+++ Data in this exercise +++

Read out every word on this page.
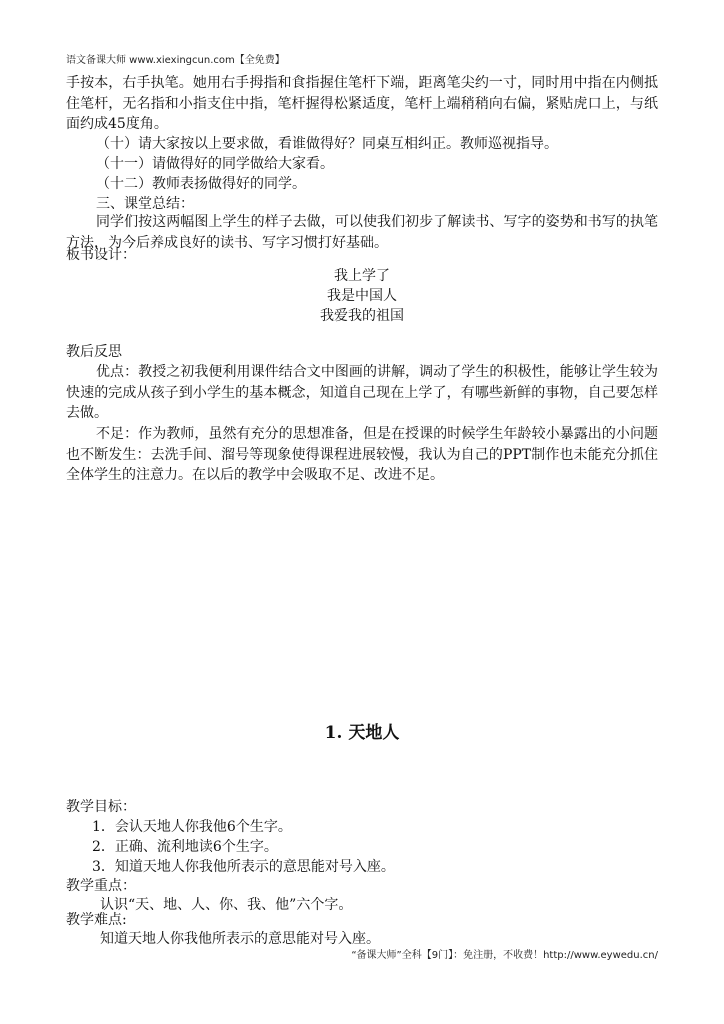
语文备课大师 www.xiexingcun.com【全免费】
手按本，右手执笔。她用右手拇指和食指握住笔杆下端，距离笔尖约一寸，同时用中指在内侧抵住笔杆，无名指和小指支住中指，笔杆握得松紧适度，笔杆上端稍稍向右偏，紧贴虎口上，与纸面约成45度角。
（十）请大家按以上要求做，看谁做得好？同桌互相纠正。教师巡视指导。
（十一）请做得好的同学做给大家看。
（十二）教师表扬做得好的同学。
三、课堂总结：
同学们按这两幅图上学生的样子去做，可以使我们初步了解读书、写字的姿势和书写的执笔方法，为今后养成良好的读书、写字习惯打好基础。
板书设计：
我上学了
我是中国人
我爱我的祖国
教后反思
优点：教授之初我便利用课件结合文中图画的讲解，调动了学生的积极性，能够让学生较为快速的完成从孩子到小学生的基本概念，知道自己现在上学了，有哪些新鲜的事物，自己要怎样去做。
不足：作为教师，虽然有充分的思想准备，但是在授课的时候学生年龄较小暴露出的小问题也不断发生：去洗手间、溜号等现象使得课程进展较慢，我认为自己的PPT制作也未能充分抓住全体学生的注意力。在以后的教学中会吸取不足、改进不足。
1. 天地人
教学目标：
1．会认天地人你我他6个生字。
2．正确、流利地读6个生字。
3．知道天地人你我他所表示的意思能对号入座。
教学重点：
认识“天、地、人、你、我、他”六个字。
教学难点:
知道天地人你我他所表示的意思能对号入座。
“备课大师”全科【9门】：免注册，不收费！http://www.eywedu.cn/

+++

_Task objective:_
Your task is to set down the records shown above exactly, minus any pictures.

_Solution for this exercise:_
Read out every word on this page.
语文备课大师 www.xiexingcun.com【全免费】
手按本，右手执笔。她用右手拇指和食指握住笔杆下端，距离笔尖约一寸，同时用中指在内侧抵住笔杆，无名指和小指支住中指，笔杆握得松紧适度，笔杆上端稍稍向右偏，紧贴虎口上，与纸面约成45度角。
（十）请大家按以上要求做，看谁做得好？同桌互相纠正。教师巡视指导。
（十一）请做得好的同学做给大家看。
（十二）教师表扬做得好的同学。
三、课堂总结：
同学们按这两幅图上学生的样子去做，可以使我们初步了解读书、写字的姿势和书写的执笔方法，为今后养成良好的读书、写字习惯打好基础。
板书设计：
我上学了
我是中国人
我爱我的祖国
教后反思
优点：教授之初我便利用课件结合文中图画的讲解，调动了学生的积极性，能够让学生较为快速的完成从孩子到小学生的基本概念，知道自己现在上学了，有哪些新鲜的事物，自己要怎样去做。
不足：作为教师，虽然有充分的思想准备，但是在授课的时候学生年龄较小暴露出的小问题也不断发生：去洗手间、溜号等现象使得课程进展较慢，我认为自己的PPT制作也未能充分抓住全体学生的注意力。在以后的教学中会吸取不足、改进不足。
1. 天地人
教学目标：
1．会认天地人你我他6个生字。
2．正确、流利地读6个生字。
3．知道天地人你我他所表示的意思能对号入座。
教学重点：
认识“天、地、人、你、我、他”六个字。
教学难点:
知道天地人你我他所表示的意思能对号入座。
“备课大师”全科【9门】：免注册，不收费！http://www.eywedu.cn/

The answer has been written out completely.